Write out every record below exactly as it appears.

------------------------------------------------------------

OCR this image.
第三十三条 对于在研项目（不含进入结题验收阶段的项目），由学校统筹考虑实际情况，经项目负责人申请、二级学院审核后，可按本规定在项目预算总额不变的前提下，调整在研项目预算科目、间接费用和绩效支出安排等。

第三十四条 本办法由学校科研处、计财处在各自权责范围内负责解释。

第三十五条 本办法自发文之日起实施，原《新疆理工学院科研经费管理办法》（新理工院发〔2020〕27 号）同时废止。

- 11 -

------------------------------------------------------------

EXERCISE RESPONSE>
OCR this image.
第三十三条 对于在研项目（不含进入结题验收阶段的项目），由学校统筹考虑实际情况，经项目负责人申请、二级学院审核后，可按本规定在项目预算总额不变的前提下，调整在研项目预算科目、间接费用和绩效支出安排等。

第三十四条 本办法由学校科研处、计财处在各自权责范围内负责解释。

第三十五条 本办法自发文之日起实施，原《新疆理工学院科研经费管理办法》（新理工院发〔2020〕27 号）同时废止。

- 11 -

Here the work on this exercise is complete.